**Exercise task:** Using the records below, locate all lines containing "Output" and return them.

══ Excerpted data

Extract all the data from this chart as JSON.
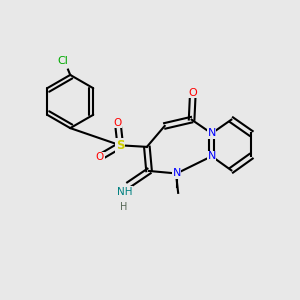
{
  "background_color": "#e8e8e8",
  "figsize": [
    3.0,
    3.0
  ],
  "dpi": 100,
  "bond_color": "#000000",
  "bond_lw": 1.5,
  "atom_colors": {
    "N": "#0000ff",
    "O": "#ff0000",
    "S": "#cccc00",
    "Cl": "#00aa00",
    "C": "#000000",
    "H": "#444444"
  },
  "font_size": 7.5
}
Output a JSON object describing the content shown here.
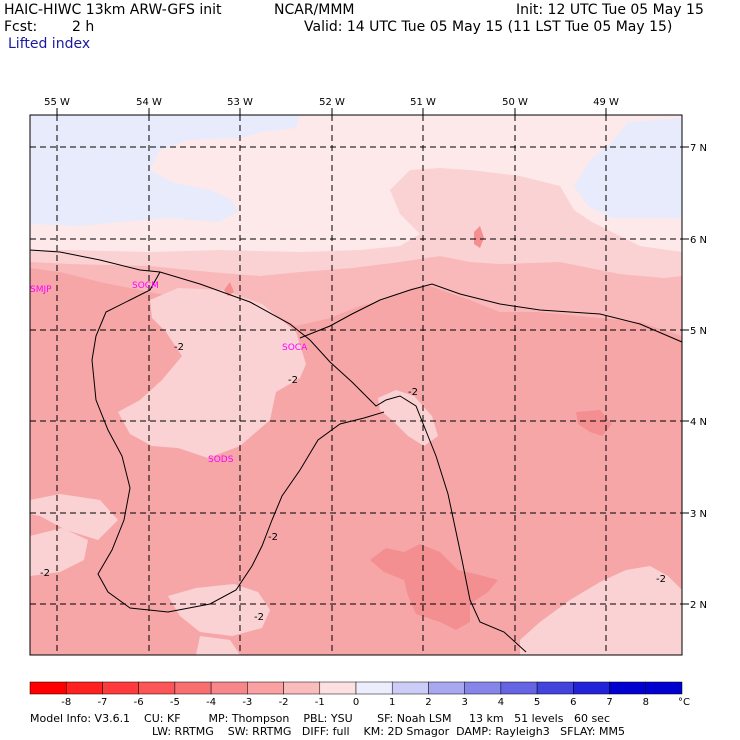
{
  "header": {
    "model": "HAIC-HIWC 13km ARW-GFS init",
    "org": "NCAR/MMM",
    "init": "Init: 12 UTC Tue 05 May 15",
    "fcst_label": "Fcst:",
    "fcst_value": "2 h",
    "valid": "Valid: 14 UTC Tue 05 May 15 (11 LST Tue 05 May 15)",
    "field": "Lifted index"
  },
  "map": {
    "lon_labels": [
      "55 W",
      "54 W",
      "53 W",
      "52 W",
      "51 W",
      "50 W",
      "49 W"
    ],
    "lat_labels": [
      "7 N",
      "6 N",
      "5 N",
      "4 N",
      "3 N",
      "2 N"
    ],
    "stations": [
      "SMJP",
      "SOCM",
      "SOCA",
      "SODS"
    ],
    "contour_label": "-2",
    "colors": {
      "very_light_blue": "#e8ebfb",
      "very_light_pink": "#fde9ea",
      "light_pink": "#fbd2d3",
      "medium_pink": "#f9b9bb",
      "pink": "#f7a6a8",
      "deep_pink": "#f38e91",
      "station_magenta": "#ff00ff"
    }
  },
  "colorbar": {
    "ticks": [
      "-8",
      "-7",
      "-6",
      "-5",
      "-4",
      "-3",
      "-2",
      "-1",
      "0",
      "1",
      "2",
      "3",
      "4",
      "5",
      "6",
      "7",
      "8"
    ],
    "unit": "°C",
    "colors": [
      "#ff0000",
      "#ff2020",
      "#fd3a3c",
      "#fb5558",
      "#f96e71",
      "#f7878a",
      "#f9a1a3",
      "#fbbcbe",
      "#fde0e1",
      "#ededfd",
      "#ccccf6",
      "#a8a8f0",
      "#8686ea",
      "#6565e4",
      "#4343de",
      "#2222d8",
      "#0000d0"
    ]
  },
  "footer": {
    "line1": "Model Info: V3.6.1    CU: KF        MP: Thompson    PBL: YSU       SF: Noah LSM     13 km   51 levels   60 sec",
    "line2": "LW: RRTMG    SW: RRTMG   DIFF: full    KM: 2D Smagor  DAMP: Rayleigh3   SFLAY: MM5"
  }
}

════
══ Excerpted data

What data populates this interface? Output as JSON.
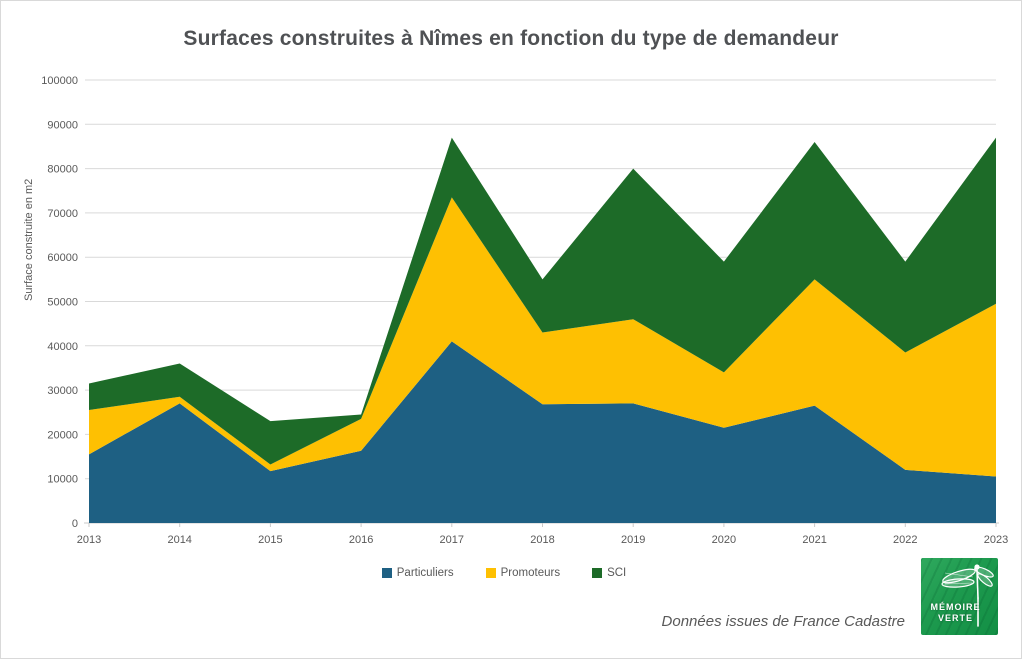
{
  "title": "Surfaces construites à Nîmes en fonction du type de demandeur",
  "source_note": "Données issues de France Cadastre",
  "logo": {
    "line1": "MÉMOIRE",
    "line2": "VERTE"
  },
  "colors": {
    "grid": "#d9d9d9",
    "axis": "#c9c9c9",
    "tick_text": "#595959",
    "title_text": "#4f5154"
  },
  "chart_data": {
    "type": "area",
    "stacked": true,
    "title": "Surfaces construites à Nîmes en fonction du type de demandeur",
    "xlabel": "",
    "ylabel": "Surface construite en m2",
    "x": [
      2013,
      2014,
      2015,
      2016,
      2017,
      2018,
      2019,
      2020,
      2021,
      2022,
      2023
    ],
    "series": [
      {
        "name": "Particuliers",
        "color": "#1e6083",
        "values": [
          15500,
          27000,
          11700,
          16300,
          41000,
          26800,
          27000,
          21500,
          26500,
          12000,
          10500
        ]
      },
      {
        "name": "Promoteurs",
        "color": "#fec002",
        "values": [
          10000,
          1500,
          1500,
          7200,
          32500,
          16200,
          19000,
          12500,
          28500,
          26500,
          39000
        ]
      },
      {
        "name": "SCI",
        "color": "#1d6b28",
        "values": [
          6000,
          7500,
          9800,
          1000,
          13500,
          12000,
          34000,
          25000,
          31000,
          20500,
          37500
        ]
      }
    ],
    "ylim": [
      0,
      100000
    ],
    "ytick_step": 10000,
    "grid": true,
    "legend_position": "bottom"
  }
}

════

**Task result:**
Output a JSON object describing the content shown here.
What data populates this interface? Output as JSON.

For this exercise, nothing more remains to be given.